__Short task__
Reproduce the items below without any change, from the first line up to and including the line with "sidebar-item-label: 教辅书 — [6, 490, 48, 506]".

--- BEGIN Supplied material ---

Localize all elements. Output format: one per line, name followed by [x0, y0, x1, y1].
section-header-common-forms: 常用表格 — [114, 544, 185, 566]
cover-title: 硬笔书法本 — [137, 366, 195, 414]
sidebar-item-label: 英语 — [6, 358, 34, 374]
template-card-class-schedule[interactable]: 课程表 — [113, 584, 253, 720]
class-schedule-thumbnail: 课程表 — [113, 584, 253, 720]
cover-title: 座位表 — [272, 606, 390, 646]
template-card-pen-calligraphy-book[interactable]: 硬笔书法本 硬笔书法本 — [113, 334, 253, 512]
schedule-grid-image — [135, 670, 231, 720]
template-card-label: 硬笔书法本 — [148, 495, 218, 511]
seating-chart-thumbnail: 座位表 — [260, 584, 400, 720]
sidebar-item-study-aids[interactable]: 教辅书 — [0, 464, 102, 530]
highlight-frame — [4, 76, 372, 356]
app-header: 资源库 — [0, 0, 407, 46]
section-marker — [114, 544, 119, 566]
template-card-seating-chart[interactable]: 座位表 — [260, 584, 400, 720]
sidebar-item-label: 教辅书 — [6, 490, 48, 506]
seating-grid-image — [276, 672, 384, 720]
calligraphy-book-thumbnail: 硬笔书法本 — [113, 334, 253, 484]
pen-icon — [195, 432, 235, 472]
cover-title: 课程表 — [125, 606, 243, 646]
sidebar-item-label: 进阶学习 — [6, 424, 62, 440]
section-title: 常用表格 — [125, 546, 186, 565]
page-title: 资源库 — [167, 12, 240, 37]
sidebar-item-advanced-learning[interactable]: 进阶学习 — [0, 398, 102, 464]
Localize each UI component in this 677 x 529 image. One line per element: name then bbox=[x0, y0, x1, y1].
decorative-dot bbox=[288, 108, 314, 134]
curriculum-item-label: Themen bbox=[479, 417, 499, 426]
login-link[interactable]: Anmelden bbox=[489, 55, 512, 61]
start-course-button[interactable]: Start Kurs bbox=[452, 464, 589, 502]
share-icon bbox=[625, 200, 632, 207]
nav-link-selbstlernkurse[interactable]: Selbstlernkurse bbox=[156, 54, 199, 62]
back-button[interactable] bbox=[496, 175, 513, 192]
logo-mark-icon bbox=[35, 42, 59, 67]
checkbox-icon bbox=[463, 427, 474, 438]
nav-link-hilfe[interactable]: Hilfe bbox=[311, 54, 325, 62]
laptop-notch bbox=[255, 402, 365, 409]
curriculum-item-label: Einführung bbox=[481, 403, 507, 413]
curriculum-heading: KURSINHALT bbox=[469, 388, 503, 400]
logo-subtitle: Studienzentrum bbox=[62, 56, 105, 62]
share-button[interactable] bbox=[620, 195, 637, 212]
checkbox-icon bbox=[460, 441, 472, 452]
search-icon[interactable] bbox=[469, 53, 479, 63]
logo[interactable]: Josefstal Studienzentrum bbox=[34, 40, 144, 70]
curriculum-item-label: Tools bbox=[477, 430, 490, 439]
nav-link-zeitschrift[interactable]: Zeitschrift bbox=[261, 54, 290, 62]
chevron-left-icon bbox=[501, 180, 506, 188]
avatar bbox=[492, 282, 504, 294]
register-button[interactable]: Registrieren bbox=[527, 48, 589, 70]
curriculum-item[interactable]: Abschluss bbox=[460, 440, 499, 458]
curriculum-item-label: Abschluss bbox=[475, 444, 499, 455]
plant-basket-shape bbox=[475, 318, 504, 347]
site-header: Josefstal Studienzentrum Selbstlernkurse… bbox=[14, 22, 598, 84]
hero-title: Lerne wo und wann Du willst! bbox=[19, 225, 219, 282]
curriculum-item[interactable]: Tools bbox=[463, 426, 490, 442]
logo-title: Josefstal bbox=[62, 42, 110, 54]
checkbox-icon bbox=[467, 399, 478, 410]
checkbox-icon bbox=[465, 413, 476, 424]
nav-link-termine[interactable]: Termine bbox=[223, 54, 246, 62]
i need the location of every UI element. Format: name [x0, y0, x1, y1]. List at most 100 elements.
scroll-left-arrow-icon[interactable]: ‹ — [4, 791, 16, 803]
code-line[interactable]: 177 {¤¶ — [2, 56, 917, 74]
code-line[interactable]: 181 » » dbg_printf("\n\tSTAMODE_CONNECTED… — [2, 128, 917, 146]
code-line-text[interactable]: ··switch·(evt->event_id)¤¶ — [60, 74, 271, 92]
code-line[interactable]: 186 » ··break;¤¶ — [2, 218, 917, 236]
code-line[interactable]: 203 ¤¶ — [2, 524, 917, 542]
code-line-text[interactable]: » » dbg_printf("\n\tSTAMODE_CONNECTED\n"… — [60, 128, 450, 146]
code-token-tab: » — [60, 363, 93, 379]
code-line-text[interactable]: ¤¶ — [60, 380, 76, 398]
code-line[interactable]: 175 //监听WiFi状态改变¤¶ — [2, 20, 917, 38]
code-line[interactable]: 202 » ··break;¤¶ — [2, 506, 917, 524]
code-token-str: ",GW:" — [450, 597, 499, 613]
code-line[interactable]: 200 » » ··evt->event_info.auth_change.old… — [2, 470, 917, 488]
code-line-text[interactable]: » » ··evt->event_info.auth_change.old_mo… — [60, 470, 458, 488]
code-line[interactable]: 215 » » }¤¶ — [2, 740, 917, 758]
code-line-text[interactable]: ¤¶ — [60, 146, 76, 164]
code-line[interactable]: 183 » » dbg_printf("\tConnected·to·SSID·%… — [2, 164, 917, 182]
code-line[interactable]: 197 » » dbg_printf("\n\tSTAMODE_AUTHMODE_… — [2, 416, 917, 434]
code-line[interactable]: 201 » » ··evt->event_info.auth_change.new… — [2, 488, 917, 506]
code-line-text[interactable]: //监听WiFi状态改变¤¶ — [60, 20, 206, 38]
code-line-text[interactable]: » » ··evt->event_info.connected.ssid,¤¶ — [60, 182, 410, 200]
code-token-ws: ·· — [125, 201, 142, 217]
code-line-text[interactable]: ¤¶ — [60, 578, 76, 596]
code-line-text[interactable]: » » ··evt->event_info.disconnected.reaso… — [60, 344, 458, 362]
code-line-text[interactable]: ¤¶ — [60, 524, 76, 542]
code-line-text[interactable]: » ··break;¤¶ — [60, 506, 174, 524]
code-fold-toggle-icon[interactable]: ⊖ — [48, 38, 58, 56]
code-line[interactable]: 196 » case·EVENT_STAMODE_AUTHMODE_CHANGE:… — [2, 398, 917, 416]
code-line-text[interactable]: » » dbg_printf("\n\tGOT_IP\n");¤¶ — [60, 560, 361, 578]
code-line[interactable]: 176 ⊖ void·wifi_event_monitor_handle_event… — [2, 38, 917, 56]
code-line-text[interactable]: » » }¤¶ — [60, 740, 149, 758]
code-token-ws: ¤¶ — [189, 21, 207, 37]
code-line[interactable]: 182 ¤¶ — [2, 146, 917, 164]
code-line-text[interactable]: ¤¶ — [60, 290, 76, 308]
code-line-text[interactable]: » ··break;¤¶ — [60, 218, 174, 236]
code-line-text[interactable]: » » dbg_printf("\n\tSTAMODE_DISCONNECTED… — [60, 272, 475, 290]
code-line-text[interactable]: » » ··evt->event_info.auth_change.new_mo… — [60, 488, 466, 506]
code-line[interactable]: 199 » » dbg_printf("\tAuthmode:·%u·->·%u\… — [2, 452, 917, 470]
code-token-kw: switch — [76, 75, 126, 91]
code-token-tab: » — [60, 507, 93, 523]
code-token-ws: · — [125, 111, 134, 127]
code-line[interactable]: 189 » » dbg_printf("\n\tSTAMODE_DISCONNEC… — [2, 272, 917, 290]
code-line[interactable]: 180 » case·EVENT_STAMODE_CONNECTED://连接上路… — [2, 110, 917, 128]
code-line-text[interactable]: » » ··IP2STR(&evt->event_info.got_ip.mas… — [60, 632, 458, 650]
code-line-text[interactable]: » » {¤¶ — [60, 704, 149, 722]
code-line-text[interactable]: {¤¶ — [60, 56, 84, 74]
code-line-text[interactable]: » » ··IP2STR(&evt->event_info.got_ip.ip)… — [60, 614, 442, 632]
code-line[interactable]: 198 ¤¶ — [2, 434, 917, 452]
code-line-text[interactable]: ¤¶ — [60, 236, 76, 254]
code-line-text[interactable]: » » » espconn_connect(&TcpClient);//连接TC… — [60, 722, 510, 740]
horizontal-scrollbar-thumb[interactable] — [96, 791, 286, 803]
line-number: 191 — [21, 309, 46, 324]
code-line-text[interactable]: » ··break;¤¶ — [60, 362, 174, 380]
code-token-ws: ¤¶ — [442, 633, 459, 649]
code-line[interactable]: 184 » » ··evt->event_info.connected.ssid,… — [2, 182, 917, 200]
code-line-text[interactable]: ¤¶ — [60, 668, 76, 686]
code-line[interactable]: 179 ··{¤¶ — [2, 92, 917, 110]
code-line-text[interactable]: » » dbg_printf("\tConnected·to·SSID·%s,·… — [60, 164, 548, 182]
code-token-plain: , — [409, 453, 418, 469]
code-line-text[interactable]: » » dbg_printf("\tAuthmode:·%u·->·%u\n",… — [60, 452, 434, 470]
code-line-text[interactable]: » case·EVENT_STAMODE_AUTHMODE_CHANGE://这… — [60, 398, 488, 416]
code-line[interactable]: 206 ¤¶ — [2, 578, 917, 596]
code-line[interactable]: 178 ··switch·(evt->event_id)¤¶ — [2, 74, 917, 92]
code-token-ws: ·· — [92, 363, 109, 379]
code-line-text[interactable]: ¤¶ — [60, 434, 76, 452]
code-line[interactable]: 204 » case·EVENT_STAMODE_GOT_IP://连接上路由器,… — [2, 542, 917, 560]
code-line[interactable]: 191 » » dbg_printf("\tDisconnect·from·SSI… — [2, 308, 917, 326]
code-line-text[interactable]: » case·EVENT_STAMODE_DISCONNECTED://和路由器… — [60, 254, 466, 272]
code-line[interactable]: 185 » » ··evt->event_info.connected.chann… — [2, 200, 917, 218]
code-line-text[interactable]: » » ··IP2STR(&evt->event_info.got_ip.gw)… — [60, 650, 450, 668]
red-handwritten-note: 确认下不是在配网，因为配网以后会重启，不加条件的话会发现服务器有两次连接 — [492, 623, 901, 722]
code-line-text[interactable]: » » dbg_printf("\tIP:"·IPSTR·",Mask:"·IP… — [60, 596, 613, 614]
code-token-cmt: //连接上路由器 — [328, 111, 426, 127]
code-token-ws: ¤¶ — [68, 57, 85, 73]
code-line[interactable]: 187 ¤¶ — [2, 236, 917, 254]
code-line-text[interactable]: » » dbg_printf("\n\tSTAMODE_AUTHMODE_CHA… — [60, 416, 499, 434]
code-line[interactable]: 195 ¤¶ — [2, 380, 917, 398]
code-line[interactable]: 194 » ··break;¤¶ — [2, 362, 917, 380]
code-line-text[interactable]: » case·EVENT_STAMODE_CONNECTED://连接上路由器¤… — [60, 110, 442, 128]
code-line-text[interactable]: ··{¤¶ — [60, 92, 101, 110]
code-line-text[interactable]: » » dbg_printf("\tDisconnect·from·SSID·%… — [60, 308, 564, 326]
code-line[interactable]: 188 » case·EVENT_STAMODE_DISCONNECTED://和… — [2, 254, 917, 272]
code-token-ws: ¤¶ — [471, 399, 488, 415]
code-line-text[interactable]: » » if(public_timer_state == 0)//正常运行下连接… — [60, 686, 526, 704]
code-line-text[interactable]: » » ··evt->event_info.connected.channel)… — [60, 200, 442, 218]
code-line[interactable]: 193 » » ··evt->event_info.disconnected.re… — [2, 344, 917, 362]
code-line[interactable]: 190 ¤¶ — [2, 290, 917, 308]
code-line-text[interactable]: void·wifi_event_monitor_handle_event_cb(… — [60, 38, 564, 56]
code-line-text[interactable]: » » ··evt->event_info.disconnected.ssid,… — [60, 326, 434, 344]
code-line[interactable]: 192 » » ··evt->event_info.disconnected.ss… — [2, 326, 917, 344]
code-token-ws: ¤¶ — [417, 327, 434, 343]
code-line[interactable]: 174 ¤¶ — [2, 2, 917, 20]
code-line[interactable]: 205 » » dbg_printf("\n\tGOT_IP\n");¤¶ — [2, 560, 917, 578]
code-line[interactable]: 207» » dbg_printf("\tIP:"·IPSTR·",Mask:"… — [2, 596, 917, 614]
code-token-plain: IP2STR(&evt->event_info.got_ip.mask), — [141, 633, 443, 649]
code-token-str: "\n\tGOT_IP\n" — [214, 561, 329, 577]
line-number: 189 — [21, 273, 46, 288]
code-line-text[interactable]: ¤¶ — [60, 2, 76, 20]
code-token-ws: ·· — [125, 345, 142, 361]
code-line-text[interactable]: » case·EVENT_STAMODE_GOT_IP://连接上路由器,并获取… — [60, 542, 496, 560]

--- END Supplied material ---

__Exercise solution__
Localize all elements. Output format: one per line, name followed by [x0, y0, x1, y1].
section-header-common-forms: 常用表格 — [114, 544, 185, 566]
cover-title: 硬笔书法本 — [137, 366, 195, 414]
sidebar-item-label: 英语 — [6, 358, 34, 374]
template-card-class-schedule[interactable]: 课程表 — [113, 584, 253, 720]
class-schedule-thumbnail: 课程表 — [113, 584, 253, 720]
cover-title: 座位表 — [272, 606, 390, 646]
template-card-pen-calligraphy-book[interactable]: 硬笔书法本 硬笔书法本 — [113, 334, 253, 512]
schedule-grid-image — [135, 670, 231, 720]
template-card-label: 硬笔书法本 — [148, 495, 218, 511]
seating-chart-thumbnail: 座位表 — [260, 584, 400, 720]
sidebar-item-study-aids[interactable]: 教辅书 — [0, 464, 102, 530]
highlight-frame — [4, 76, 372, 356]
app-header: 资源库 — [0, 0, 407, 46]
section-marker — [114, 544, 119, 566]
template-card-seating-chart[interactable]: 座位表 — [260, 584, 400, 720]
sidebar-item-label: 教辅书 — [6, 490, 48, 506]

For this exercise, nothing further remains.